--- START ---

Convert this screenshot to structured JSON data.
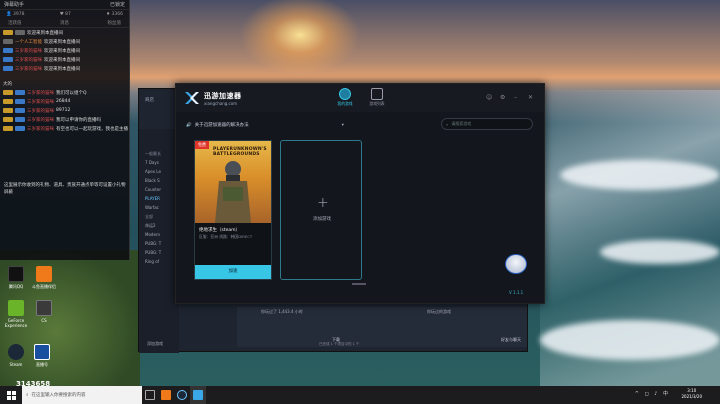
{
  "chat": {
    "title": "弹幕助手",
    "lock_label": "已锁定",
    "stats": {
      "viewers": "3978",
      "likes": "87",
      "gifts": "3366"
    },
    "columns": [
      "活跃值",
      "消息",
      "粉丝值"
    ],
    "messages": [
      {
        "badge": "",
        "user": "",
        "text": "欢迎来到本直播间"
      },
      {
        "badge": "",
        "user": "一个人工智能",
        "text": "欢迎来到本直播间"
      },
      {
        "badge": "",
        "user": "三岁家的猫咪",
        "text": "欢迎来到本直播间"
      },
      {
        "badge": "",
        "user": "三岁家的猫咪",
        "text": "欢迎来到本直播间"
      },
      {
        "badge": "",
        "user": "三岁家的猫咪",
        "text": "欢迎来到本直播间"
      }
    ],
    "messages2": [
      {
        "user": "三岁家的猫咪",
        "text": "我们可以组个Q"
      },
      {
        "user": "三岁家的猫咪",
        "text": "26844"
      },
      {
        "user": "三岁家的猫咪",
        "text": "89712"
      },
      {
        "user": "三岁家的猫咪",
        "text": "我可以申请你的直播吗"
      },
      {
        "user": "三岁家的猫咪",
        "text": "有空也可以一起玩游戏，我也是主播"
      }
    ],
    "side_labels": [
      "大的",
      "这里可以"
    ],
    "footer": "这里展示你收到的礼物、道具、贵族开通点单等可设置小礼物屏蔽"
  },
  "desktop": {
    "icons": [
      {
        "label": "腾讯QQ"
      },
      {
        "label": "斗鱼直播伴侣"
      },
      {
        "label": "GeForce Experience"
      },
      {
        "label": "CS"
      },
      {
        "label": "Steam"
      },
      {
        "label": "直播号"
      }
    ],
    "counter": "3143658"
  },
  "steam": {
    "side_items": [
      "7 Days",
      "Apex Le",
      "Black S",
      "Counter",
      "PLAYER",
      "Warfac",
      "命运2",
      "Modern",
      "PUBG: T",
      "PUBG: T",
      "Ring of"
    ],
    "store_label": "商店",
    "library_label": "游戏",
    "recent_label": "一般最长",
    "all_label": "全部",
    "bottom_left": "添加游戏",
    "bottom_status": "你玩过了 1,443.4 小时",
    "bottom_dl": "下载",
    "bottom_dl_sub": "已完成 1 个项目中的 1 个",
    "bottom_friend": "好友与聊天",
    "bottom_recent": "你玩过的游戏"
  },
  "accelerator": {
    "brand": "迅游加速器",
    "site": "xiangchang.com",
    "tabs": [
      {
        "label": "我的游戏"
      },
      {
        "label": "游戏列表"
      }
    ],
    "notice": "关于迅游加速器的解决办法",
    "search_placeholder": "请搜索游戏",
    "game": {
      "poster_title": "PLAYERUNKNOWN'S BATTLEGROUNDS",
      "badge": "免费",
      "name": "绝地求生（steam）",
      "meta": "区服：亚洲  线路：韩国DIRECT",
      "button": "加速"
    },
    "add_label": "添加游戏",
    "version": "V 1.1.1"
  },
  "taskbar": {
    "search_placeholder": "在这里输入你要搜索的内容",
    "time": "3:10",
    "date": "2021/3/20"
  },
  "colors": {
    "accent": "#37c6e6",
    "chat_bg": "#0c0e12",
    "app_bg": "#13161c"
  }
}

--- END ---

**CHALLENGE**
Output all the records, word for word, with no pictures in the copy.

**FINISHED TASK**
Convert this screenshot to structured JSON data.
{
  "chat": {
    "title": "弹幕助手",
    "lock_label": "已锁定",
    "stats": {
      "viewers": "3978",
      "likes": "87",
      "gifts": "3366"
    },
    "columns": [
      "活跃值",
      "消息",
      "粉丝值"
    ],
    "messages": [
      {
        "badge": "",
        "user": "",
        "text": "欢迎来到本直播间"
      },
      {
        "badge": "",
        "user": "一个人工智能",
        "text": "欢迎来到本直播间"
      },
      {
        "badge": "",
        "user": "三岁家的猫咪",
        "text": "欢迎来到本直播间"
      },
      {
        "badge": "",
        "user": "三岁家的猫咪",
        "text": "欢迎来到本直播间"
      },
      {
        "badge": "",
        "user": "三岁家的猫咪",
        "text": "欢迎来到本直播间"
      }
    ],
    "messages2": [
      {
        "user": "三岁家的猫咪",
        "text": "我们可以组个Q"
      },
      {
        "user": "三岁家的猫咪",
        "text": "26844"
      },
      {
        "user": "三岁家的猫咪",
        "text": "89712"
      },
      {
        "user": "三岁家的猫咪",
        "text": "我可以申请你的直播吗"
      },
      {
        "user": "三岁家的猫咪",
        "text": "有空也可以一起玩游戏，我也是主播"
      }
    ],
    "side_labels": [
      "大的",
      "这里可以"
    ],
    "footer": "这里展示你收到的礼物、道具、贵族开通点单等可设置小礼物屏蔽"
  },
  "desktop": {
    "icons": [
      {
        "label": "腾讯QQ"
      },
      {
        "label": "斗鱼直播伴侣"
      },
      {
        "label": "GeForce Experience"
      },
      {
        "label": "CS"
      },
      {
        "label": "Steam"
      },
      {
        "label": "直播号"
      }
    ],
    "counter": "3143658"
  },
  "steam": {
    "side_items": [
      "7 Days",
      "Apex Le",
      "Black S",
      "Counter",
      "PLAYER",
      "Warfac",
      "命运2",
      "Modern",
      "PUBG: T",
      "PUBG: T",
      "Ring of"
    ],
    "store_label": "商店",
    "library_label": "游戏",
    "recent_label": "一般最长",
    "all_label": "全部",
    "bottom_left": "添加游戏",
    "bottom_status": "你玩过了 1,443.4 小时",
    "bottom_dl": "下载",
    "bottom_dl_sub": "已完成 1 个项目中的 1 个",
    "bottom_friend": "好友与聊天",
    "bottom_recent": "你玩过的游戏"
  },
  "accelerator": {
    "brand": "迅游加速器",
    "site": "xiangchang.com",
    "tabs": [
      {
        "label": "我的游戏"
      },
      {
        "label": "游戏列表"
      }
    ],
    "notice": "关于迅游加速器的解决办法",
    "search_placeholder": "请搜索游戏",
    "game": {
      "poster_title": "PLAYERUNKNOWN'S BATTLEGROUNDS",
      "badge": "免费",
      "name": "绝地求生（steam）",
      "meta": "区服：亚洲  线路：韩国DIRECT",
      "button": "加速"
    },
    "add_label": "添加游戏",
    "version": "V 1.1.1"
  },
  "taskbar": {
    "search_placeholder": "在这里输入你要搜索的内容",
    "time": "3:10",
    "date": "2021/3/20"
  },
  "colors": {
    "accent": "#37c6e6",
    "chat_bg": "#0c0e12",
    "app_bg": "#13161c"
  }
}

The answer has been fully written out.